[BEGIN Entries]

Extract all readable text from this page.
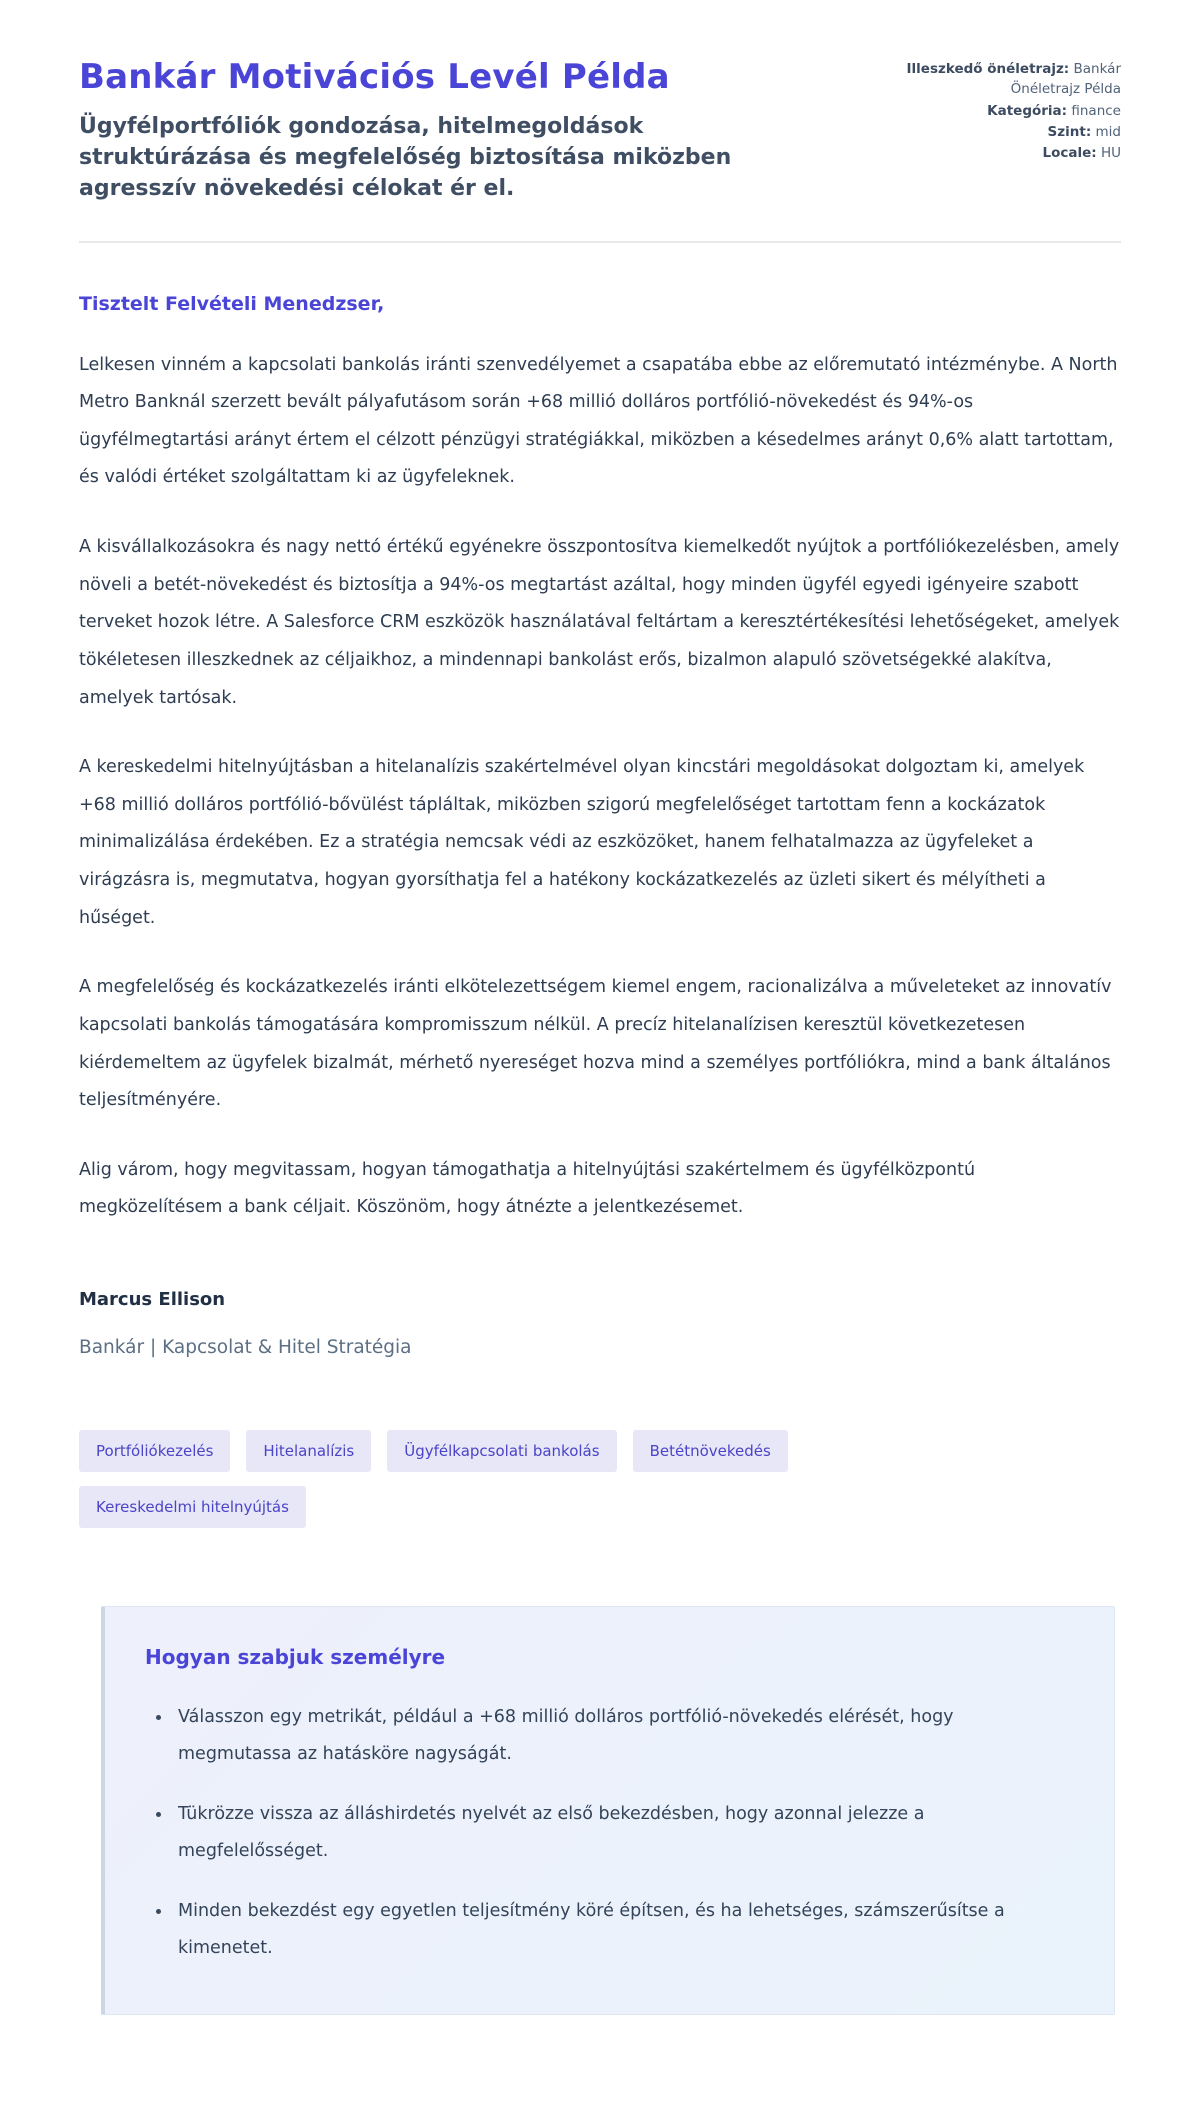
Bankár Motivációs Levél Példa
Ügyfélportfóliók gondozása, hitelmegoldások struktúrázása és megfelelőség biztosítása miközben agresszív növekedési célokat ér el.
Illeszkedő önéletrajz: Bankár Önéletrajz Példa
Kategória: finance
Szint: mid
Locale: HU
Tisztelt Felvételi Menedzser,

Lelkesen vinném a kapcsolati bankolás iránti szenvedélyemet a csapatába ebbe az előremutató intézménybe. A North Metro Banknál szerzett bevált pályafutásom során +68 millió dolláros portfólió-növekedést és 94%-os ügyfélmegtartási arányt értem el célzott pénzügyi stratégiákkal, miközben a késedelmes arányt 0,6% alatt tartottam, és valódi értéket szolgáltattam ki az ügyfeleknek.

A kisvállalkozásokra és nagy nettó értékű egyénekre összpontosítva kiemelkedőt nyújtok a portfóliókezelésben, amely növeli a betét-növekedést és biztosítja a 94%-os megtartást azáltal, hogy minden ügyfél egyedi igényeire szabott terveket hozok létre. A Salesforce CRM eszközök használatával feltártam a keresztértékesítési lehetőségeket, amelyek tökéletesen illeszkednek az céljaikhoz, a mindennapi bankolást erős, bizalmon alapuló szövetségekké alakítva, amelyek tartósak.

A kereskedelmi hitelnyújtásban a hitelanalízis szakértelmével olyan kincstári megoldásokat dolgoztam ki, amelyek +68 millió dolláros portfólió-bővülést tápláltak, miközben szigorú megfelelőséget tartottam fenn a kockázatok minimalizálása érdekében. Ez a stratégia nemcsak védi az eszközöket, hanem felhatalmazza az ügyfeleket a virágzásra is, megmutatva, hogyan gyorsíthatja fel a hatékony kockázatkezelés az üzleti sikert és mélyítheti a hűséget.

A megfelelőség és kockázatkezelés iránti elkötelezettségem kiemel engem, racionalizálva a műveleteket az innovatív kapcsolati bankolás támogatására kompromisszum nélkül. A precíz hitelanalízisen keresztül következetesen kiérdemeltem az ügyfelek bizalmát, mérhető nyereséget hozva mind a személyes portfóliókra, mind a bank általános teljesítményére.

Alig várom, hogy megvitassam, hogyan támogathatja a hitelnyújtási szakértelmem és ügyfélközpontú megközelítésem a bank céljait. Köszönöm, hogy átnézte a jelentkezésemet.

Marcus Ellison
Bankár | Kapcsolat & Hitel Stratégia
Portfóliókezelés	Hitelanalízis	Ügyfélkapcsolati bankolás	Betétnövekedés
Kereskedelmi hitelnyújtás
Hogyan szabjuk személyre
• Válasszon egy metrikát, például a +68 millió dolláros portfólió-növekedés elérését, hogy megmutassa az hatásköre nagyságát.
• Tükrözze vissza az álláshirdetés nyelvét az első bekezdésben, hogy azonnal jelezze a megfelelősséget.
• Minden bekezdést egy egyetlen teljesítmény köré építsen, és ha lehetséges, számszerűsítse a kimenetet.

[END Entries]
[BEGIN Entries]

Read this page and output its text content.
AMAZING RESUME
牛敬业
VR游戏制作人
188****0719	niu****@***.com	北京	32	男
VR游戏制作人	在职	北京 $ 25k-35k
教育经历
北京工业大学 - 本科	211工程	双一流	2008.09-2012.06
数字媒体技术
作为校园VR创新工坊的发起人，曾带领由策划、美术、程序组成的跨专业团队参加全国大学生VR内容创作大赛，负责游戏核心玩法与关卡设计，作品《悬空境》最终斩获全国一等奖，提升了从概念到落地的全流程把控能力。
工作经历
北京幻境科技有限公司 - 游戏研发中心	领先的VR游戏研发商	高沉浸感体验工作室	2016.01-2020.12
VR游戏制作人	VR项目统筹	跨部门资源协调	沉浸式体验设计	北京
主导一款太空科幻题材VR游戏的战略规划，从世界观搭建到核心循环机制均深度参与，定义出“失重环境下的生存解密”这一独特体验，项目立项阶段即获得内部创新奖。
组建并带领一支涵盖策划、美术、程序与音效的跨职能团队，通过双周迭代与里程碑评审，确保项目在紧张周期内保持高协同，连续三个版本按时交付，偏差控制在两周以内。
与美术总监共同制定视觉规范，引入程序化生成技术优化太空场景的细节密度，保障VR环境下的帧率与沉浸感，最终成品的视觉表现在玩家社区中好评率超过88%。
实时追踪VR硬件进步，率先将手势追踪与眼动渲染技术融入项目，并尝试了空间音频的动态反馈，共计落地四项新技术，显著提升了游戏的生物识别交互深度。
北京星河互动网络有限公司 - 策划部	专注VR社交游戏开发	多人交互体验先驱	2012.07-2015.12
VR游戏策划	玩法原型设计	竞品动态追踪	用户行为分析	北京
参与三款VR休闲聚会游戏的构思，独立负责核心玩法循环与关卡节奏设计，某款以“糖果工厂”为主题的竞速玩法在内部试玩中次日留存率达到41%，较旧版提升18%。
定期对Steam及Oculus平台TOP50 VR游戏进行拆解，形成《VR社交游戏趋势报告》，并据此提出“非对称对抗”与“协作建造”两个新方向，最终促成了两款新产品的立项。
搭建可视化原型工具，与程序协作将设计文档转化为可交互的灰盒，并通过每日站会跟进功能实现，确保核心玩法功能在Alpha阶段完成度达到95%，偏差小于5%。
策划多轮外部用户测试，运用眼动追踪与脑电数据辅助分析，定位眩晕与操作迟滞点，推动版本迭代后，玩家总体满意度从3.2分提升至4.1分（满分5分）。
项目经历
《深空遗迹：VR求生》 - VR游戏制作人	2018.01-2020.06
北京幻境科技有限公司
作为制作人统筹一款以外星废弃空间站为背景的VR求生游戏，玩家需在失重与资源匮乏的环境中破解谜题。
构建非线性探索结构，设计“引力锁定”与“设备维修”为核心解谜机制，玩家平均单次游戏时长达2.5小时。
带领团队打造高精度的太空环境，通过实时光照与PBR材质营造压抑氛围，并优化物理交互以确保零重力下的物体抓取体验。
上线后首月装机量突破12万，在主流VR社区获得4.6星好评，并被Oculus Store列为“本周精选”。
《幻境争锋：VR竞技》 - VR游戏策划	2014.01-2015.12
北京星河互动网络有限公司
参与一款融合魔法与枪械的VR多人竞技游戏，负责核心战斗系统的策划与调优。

[END Entries]
[BEGIN Entries]

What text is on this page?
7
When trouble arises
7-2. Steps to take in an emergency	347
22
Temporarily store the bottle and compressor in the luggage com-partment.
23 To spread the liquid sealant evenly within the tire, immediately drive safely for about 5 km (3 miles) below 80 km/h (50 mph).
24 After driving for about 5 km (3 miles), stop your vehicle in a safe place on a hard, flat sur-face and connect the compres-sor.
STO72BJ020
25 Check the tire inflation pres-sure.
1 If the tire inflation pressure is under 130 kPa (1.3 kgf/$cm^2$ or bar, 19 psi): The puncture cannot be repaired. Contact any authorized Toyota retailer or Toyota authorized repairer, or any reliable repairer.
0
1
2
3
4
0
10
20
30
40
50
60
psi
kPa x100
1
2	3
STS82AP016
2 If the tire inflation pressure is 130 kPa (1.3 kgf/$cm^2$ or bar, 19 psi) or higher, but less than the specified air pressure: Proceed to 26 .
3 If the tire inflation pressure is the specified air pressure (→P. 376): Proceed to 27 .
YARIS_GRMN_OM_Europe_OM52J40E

[END Entries]

Pick out the lines that include the word "specified" and write them out.

2 If the tire inflation pressure is 130 kPa (1.3 kgf/$cm^2$ or bar, 19 psi) or higher, but less than the specified air pressure: Proceed to 26 .
3 If the tire inflation pressure is the specified air pressure (→P. 376): Proceed to 27 .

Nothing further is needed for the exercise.